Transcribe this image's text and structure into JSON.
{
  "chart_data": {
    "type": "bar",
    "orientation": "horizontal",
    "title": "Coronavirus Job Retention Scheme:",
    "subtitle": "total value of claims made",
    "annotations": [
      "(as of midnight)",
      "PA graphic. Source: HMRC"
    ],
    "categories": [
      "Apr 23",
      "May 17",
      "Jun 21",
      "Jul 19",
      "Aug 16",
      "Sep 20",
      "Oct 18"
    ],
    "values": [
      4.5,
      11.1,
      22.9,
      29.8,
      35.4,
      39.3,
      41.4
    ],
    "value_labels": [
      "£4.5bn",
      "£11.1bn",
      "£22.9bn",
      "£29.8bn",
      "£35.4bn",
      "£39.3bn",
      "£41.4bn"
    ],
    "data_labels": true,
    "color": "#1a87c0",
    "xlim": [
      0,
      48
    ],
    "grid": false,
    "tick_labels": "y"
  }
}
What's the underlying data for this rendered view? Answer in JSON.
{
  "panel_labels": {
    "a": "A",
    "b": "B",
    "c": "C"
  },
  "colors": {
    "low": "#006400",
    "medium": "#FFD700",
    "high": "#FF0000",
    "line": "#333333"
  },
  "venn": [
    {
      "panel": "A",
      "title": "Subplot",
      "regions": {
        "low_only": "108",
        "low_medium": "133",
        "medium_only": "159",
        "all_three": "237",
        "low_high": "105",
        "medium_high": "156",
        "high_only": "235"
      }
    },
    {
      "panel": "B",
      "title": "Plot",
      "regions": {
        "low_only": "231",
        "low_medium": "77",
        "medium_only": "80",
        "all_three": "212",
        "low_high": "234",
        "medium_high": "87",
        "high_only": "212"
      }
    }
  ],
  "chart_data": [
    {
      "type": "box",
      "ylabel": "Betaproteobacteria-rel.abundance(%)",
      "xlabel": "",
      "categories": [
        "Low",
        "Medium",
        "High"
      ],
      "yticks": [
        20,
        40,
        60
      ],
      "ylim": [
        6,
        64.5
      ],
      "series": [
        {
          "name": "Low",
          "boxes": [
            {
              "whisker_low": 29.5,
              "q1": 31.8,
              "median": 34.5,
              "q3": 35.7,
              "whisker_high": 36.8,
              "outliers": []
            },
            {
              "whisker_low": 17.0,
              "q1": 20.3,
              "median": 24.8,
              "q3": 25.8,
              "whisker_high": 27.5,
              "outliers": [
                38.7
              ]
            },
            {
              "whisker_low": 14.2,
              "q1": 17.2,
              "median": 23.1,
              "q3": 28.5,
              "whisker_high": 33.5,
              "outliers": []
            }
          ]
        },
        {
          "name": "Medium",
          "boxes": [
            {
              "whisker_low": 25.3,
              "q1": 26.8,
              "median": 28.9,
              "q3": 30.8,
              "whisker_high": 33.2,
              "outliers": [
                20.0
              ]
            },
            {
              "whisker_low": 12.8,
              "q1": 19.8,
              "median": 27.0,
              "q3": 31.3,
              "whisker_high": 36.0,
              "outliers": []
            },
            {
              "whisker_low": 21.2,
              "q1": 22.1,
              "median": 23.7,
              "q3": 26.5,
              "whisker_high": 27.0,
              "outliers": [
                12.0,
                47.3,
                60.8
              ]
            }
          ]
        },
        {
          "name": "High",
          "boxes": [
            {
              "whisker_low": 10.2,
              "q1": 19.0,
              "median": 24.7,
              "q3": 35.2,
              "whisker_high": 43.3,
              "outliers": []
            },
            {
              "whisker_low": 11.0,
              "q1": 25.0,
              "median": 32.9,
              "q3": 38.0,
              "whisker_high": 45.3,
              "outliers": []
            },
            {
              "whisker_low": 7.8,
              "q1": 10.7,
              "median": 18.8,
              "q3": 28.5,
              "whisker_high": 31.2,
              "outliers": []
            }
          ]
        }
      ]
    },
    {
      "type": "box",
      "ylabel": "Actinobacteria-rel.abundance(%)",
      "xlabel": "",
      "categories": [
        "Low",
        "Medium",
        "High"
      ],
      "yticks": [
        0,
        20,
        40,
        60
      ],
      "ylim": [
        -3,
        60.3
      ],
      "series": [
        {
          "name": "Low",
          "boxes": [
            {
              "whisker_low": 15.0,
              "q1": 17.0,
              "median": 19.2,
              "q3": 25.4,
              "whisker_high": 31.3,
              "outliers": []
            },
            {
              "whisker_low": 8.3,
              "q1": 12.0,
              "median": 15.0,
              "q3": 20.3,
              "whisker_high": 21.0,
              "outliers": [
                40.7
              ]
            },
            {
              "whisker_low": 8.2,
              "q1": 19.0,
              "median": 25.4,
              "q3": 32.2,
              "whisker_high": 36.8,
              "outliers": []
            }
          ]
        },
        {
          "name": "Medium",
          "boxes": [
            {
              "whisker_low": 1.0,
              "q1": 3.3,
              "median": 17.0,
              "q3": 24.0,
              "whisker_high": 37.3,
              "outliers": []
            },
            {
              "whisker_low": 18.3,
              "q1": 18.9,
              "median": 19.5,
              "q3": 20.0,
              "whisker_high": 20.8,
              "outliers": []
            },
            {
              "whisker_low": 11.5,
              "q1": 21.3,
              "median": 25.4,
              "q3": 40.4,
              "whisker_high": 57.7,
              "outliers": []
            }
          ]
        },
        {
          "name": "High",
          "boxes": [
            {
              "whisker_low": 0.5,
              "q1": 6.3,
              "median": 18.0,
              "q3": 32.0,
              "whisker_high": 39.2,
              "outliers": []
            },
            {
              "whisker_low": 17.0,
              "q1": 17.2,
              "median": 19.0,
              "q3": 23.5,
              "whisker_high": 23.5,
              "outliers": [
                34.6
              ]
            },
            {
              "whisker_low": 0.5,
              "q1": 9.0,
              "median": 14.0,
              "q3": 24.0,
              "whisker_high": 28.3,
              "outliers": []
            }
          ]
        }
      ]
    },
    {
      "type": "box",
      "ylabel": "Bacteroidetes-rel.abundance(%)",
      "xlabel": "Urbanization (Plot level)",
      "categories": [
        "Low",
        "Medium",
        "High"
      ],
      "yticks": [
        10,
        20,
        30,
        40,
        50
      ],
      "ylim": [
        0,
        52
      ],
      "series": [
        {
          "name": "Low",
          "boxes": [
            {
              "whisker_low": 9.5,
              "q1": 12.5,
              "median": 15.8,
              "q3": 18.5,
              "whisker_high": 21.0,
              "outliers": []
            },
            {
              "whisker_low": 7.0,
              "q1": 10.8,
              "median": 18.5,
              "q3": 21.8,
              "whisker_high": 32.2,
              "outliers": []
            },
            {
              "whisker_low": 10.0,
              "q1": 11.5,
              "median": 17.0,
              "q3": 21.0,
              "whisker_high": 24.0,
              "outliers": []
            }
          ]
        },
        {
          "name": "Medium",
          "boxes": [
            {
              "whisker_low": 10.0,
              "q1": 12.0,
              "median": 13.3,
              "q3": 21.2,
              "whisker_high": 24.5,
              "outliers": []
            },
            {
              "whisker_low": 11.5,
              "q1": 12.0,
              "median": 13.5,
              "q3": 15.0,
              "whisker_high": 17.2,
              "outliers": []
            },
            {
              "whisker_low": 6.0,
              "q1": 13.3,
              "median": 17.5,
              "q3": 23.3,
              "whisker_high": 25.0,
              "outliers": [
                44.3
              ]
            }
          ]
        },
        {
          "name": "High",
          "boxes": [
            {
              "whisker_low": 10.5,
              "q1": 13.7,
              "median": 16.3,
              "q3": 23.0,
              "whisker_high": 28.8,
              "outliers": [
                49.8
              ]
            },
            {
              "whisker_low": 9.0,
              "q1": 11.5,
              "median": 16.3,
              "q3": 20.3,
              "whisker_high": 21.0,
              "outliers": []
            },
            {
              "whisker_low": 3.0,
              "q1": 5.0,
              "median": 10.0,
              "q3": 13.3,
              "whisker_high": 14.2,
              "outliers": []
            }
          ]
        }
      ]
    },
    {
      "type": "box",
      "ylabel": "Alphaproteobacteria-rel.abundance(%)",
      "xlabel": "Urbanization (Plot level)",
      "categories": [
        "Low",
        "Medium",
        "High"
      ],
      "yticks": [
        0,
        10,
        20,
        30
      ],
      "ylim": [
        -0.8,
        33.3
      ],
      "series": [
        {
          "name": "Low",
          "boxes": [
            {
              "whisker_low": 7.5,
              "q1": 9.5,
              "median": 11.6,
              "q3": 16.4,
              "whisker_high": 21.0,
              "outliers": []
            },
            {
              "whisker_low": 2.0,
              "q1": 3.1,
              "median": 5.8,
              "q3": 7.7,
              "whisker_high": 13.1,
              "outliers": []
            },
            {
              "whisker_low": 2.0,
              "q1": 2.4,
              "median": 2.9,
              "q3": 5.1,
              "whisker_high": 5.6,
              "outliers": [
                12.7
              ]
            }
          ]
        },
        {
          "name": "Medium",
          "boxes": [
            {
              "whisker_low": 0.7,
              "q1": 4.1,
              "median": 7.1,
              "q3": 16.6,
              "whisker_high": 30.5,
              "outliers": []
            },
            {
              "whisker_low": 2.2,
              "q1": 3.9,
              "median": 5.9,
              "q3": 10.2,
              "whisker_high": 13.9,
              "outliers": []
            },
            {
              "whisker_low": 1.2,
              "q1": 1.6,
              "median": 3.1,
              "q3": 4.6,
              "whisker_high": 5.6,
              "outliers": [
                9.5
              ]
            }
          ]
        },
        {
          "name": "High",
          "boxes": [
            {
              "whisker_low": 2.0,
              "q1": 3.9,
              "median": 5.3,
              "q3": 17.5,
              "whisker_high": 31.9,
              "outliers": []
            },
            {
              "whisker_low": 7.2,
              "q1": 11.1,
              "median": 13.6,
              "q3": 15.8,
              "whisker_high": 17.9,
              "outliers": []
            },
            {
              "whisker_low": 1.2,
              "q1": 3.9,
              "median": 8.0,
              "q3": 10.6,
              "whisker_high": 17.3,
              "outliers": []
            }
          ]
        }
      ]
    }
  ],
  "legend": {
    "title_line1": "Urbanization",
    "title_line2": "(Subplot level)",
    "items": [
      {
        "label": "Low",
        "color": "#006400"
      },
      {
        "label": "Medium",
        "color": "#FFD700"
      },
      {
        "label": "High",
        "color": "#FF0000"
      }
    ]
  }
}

****************

**Brief:**
Say how many lines of the material above contain the string "ylabel". Write nothing but the number.

**Exercise response:**
4